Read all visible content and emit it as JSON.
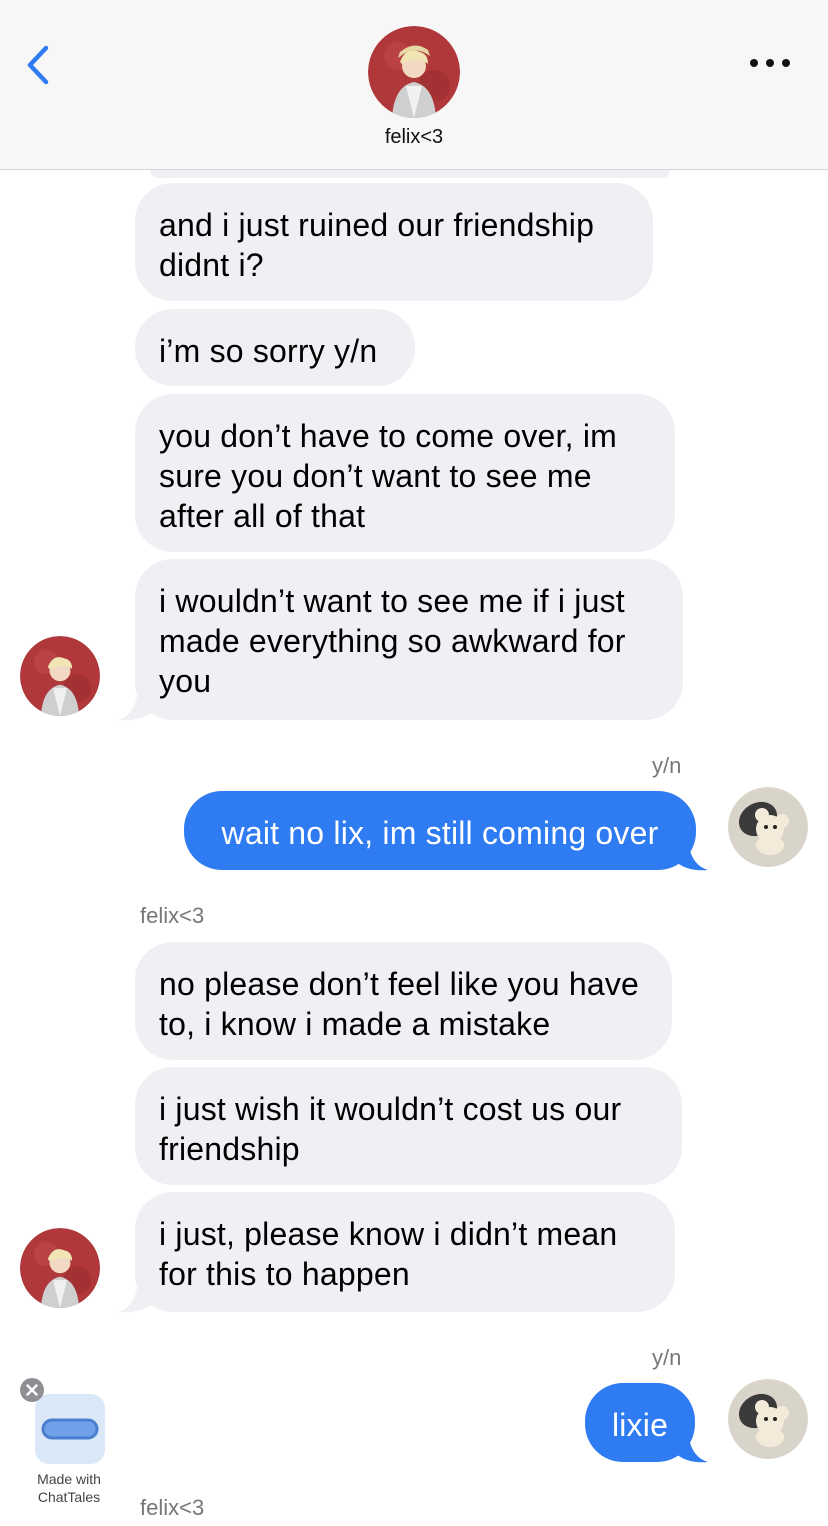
{
  "header": {
    "contact_name": "felix<3",
    "back_icon": "chevron-left-icon",
    "more_icon": "ellipsis-icon",
    "accent_color": "#2f7bf2"
  },
  "messages": [
    {
      "sender": "felix<3",
      "text": "and i just ruined our friendship didnt i?"
    },
    {
      "sender": "felix<3",
      "text": "i’m so sorry y/n"
    },
    {
      "sender": "felix<3",
      "text": "you don’t have to come over, im sure you don’t want to see me after all of that"
    },
    {
      "sender": "felix<3",
      "text": "i wouldn’t want to see me if i just made everything so awkward for you"
    },
    {
      "sender": "y/n",
      "text": "wait no lix, im still coming over"
    },
    {
      "sender": "felix<3",
      "text": "no please don’t feel like you have to, i know i made a mistake"
    },
    {
      "sender": "felix<3",
      "text": "i just wish it wouldn’t cost us our friendship"
    },
    {
      "sender": "felix<3",
      "text": "i just, please know i didn’t mean for this to happen"
    },
    {
      "sender": "y/n",
      "text": "lixie"
    }
  ],
  "labels": {
    "yn_1": "y/n",
    "felix_1": "felix<3",
    "yn_2": "y/n",
    "felix_2": "felix<3"
  },
  "badge": {
    "line1": "Made with",
    "line2": "ChatTales"
  },
  "colors": {
    "incoming_bubble": "#efeff4",
    "outgoing_bubble": "#2f7bf2"
  }
}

- [Work to be completed]
Quote the data exactly, leaving every image out of the copy.

- [Exercise result]
Read all visible content and emit it as JSON.
{
  "header": {
    "contact_name": "felix<3",
    "back_icon": "chevron-left-icon",
    "more_icon": "ellipsis-icon",
    "accent_color": "#2f7bf2"
  },
  "messages": [
    {
      "sender": "felix<3",
      "text": "and i just ruined our friendship didnt i?"
    },
    {
      "sender": "felix<3",
      "text": "i’m so sorry y/n"
    },
    {
      "sender": "felix<3",
      "text": "you don’t have to come over, im sure you don’t want to see me after all of that"
    },
    {
      "sender": "felix<3",
      "text": "i wouldn’t want to see me if i just made everything so awkward for you"
    },
    {
      "sender": "y/n",
      "text": "wait no lix, im still coming over"
    },
    {
      "sender": "felix<3",
      "text": "no please don’t feel like you have to, i know i made a mistake"
    },
    {
      "sender": "felix<3",
      "text": "i just wish it wouldn’t cost us our friendship"
    },
    {
      "sender": "felix<3",
      "text": "i just, please know i didn’t mean for this to happen"
    },
    {
      "sender": "y/n",
      "text": "lixie"
    }
  ],
  "labels": {
    "yn_1": "y/n",
    "felix_1": "felix<3",
    "yn_2": "y/n",
    "felix_2": "felix<3"
  },
  "badge": {
    "line1": "Made with",
    "line2": "ChatTales"
  },
  "colors": {
    "incoming_bubble": "#efeff4",
    "outgoing_bubble": "#2f7bf2"
  }
}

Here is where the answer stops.